Instructions to follow » Arrange the data below as a JSON list of strings, one string per line, with blank lines omitted.

Records for processing »

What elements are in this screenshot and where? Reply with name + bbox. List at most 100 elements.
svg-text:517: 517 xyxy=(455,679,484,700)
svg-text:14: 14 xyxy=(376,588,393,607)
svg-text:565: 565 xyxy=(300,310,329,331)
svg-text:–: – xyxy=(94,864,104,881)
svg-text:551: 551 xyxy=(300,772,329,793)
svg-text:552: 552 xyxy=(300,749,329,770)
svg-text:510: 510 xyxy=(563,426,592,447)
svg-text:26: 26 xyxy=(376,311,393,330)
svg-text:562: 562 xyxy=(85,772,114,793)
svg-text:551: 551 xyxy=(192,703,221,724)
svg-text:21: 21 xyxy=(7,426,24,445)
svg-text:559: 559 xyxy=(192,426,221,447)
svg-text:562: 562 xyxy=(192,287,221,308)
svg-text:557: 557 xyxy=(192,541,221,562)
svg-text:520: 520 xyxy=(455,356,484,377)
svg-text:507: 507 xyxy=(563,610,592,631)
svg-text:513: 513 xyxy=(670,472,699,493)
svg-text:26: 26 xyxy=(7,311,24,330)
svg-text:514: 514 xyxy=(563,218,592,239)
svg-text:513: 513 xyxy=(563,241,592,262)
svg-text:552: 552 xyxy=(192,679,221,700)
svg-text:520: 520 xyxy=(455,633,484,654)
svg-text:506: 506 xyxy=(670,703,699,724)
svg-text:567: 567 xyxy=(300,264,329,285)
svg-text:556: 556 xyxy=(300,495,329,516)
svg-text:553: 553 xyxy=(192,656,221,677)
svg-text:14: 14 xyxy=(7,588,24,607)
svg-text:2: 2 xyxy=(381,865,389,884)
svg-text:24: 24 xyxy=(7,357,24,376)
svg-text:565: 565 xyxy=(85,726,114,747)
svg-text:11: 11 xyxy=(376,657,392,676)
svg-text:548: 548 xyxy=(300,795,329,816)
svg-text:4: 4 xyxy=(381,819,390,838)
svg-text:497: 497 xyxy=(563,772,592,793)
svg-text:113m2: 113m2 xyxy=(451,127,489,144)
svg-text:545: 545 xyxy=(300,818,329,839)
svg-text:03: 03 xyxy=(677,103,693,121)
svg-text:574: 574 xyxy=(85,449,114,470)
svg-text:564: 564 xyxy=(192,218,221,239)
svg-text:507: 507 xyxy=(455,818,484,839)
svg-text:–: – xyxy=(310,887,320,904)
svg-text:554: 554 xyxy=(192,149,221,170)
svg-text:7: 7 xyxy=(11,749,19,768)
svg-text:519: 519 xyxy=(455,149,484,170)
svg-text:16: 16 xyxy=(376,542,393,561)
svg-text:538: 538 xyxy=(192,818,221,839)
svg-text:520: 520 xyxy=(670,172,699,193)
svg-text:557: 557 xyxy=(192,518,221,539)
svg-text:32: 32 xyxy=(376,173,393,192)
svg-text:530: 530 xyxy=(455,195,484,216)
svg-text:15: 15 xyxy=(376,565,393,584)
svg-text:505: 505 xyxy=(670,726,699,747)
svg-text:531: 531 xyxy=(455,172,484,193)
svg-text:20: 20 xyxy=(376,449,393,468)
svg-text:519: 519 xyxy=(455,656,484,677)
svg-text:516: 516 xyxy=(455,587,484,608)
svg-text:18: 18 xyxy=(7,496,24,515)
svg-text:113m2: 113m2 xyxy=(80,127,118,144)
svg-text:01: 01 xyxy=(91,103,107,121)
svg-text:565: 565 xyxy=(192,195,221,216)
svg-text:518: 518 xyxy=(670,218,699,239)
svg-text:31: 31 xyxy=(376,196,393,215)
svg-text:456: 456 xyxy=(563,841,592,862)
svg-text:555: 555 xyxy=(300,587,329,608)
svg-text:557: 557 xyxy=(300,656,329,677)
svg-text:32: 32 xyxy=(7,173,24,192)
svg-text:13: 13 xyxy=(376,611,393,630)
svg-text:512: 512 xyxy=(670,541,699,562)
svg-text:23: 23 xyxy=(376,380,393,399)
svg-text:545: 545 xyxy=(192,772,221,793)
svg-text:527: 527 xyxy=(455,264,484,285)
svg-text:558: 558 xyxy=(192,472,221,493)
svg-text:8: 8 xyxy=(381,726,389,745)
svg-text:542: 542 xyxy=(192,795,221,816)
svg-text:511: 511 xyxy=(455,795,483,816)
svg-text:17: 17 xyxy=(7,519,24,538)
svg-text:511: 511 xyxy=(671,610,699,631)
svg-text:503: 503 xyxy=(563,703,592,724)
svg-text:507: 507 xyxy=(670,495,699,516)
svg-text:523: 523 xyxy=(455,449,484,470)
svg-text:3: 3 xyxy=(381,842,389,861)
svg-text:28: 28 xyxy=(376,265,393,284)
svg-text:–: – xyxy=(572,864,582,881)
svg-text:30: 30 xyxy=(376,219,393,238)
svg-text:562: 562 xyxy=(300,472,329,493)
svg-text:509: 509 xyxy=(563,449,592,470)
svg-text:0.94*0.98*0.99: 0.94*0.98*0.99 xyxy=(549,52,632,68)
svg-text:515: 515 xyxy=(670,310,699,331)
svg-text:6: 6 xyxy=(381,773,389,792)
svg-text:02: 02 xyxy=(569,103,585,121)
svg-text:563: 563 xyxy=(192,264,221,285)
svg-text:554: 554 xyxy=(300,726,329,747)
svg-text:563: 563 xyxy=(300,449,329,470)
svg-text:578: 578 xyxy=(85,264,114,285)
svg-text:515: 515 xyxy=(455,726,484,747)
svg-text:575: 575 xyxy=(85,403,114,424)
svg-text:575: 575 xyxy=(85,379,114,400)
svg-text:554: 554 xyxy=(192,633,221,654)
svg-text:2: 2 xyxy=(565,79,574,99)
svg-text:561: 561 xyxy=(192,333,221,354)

Solved problem »
[
  "What elements are in this screenshot and where? Reply with name + bbox. List at most 100 elements.",
  "svg-text:517: 517 xyxy=(455,679,484,700)",
  "svg-text:14: 14 xyxy=(376,588,393,607)",
  "svg-text:565: 565 xyxy=(300,310,329,331)",
  "svg-text:–: – xyxy=(94,864,104,881)",
  "svg-text:551: 551 xyxy=(300,772,329,793)",
  "svg-text:552: 552 xyxy=(300,749,329,770)",
  "svg-text:510: 510 xyxy=(563,426,592,447)",
  "svg-text:26: 26 xyxy=(376,311,393,330)",
  "svg-text:562: 562 xyxy=(85,772,114,793)",
  "svg-text:551: 551 xyxy=(192,703,221,724)",
  "svg-text:21: 21 xyxy=(7,426,24,445)",
  "svg-text:559: 559 xyxy=(192,426,221,447)",
  "svg-text:562: 562 xyxy=(192,287,221,308)",
  "svg-text:557: 557 xyxy=(192,541,221,562)",
  "svg-text:520: 520 xyxy=(455,356,484,377)",
  "svg-text:507: 507 xyxy=(563,610,592,631)",
  "svg-text:513: 513 xyxy=(670,472,699,493)",
  "svg-text:26: 26 xyxy=(7,311,24,330)",
  "svg-text:514: 514 xyxy=(563,218,592,239)",
  "svg-text:513: 513 xyxy=(563,241,592,262)",
  "svg-text:552: 552 xyxy=(192,679,221,700)",
  "svg-text:520: 520 xyxy=(455,633,484,654)",
  "svg-text:506: 506 xyxy=(670,703,699,724)",
  "svg-text:567: 567 xyxy=(300,264,329,285)",
  "svg-text:556: 556 xyxy=(300,495,329,516)",
  "svg-text:553: 553 xyxy=(192,656,221,677)",
  "svg-text:14: 14 xyxy=(7,588,24,607)",
  "svg-text:2: 2 xyxy=(381,865,389,884)",
  "svg-text:24: 24 xyxy=(7,357,24,376)",
  "svg-text:565: 565 xyxy=(85,726,114,747)",
  "svg-text:11: 11 xyxy=(376,657,392,676)",
  "svg-text:548: 548 xyxy=(300,795,329,816)",
  "svg-text:4: 4 xyxy=(381,819,390,838)",
  "svg-text:497: 497 xyxy=(563,772,592,793)",
  "svg-text:113m2: 113m2 xyxy=(451,127,489,144)",
  "svg-text:545: 545 xyxy=(300,818,329,839)",
  "svg-text:03: 03 xyxy=(677,103,693,121)",
  "svg-text:574: 574 xyxy=(85,449,114,470)",
  "svg-text:564: 564 xyxy=(192,218,221,239)",
  "svg-text:507: 507 xyxy=(455,818,484,839)",
  "svg-text:–: – xyxy=(310,887,320,904)",
  "svg-text:554: 554 xyxy=(192,149,221,170)",
  "svg-text:7: 7 xyxy=(11,749,19,768)",
  "svg-text:519: 519 xyxy=(455,149,484,170)",
  "svg-text:16: 16 xyxy=(376,542,393,561)",
  "svg-text:538: 538 xyxy=(192,818,221,839)",
  "svg-text:520: 520 xyxy=(670,172,699,193)",
  "svg-text:557: 557 xyxy=(192,518,221,539)",
  "svg-text:32: 32 xyxy=(376,173,393,192)",
  "svg-text:530: 530 xyxy=(455,195,484,216)",
  "svg-text:15: 15 xyxy=(376,565,393,584)",
  "svg-text:505: 505 xyxy=(670,726,699,747)",
  "svg-text:531: 531 xyxy=(455,172,484,193)",
  "svg-text:20: 20 xyxy=(376,449,393,468)",
  "svg-text:519: 519 xyxy=(455,656,484,677)",
  "svg-text:516: 516 xyxy=(455,587,484,608)",
  "svg-text:18: 18 xyxy=(7,496,24,515)",
  "svg-text:113m2: 113m2 xyxy=(80,127,118,144)",
  "svg-text:01: 01 xyxy=(91,103,107,121)",
  "svg-text:565: 565 xyxy=(192,195,221,216)",
  "svg-text:518: 518 xyxy=(670,218,699,239)",
  "svg-text:31: 31 xyxy=(376,196,393,215)",
  "svg-text:456: 456 xyxy=(563,841,592,862)",
  "svg-text:555: 555 xyxy=(300,587,329,608)",
  "svg-text:557: 557 xyxy=(300,656,329,677)",
  "svg-text:32: 32 xyxy=(7,173,24,192)",
  "svg-text:13: 13 xyxy=(376,611,393,630)",
  "svg-text:512: 512 xyxy=(670,541,699,562)",
  "svg-text:23: 23 xyxy=(376,380,393,399)",
  "svg-text:545: 545 xyxy=(192,772,221,793)",
  "svg-text:527: 527 xyxy=(455,264,484,285)",
  "svg-text:558: 558 xyxy=(192,472,221,493)",
  "svg-text:8: 8 xyxy=(381,726,389,745)",
  "svg-text:542: 542 xyxy=(192,795,221,816)",
  "svg-text:511: 511 xyxy=(455,795,483,816)",
  "svg-text:17: 17 xyxy=(7,519,24,538)",
  "svg-text:511: 511 xyxy=(671,610,699,631)",
  "svg-text:503: 503 xyxy=(563,703,592,724)",
  "svg-text:507: 507 xyxy=(670,495,699,516)",
  "svg-text:523: 523 xyxy=(455,449,484,470)",
  "svg-text:3: 3 xyxy=(381,842,389,861)",
  "svg-text:28: 28 xyxy=(376,265,393,284)",
  "svg-text:–: – xyxy=(572,864,582,881)",
  "svg-text:30: 30 xyxy=(376,219,393,238)",
  "svg-text:562: 562 xyxy=(300,472,329,493)",
  "svg-text:509: 509 xyxy=(563,449,592,470)",
  "svg-text:0.94*0.98*0.99: 0.94*0.98*0.99 xyxy=(549,52,632,68)",
  "svg-text:515: 515 xyxy=(670,310,699,331)",
  "svg-text:6: 6 xyxy=(381,773,389,792)",
  "svg-text:02: 02 xyxy=(569,103,585,121)",
  "svg-text:563: 563 xyxy=(192,264,221,285)",
  "svg-text:554: 554 xyxy=(300,726,329,747)",
  "svg-text:563: 563 xyxy=(300,449,329,470)",
  "svg-text:578: 578 xyxy=(85,264,114,285)",
  "svg-text:515: 515 xyxy=(455,726,484,747)",
  "svg-text:575: 575 xyxy=(85,403,114,424)",
  "svg-text:575: 575 xyxy=(85,379,114,400)",
  "svg-text:554: 554 xyxy=(192,633,221,654)",
  "svg-text:2: 2 xyxy=(565,79,574,99)",
  "svg-text:561: 561 xyxy=(192,333,221,354)"
]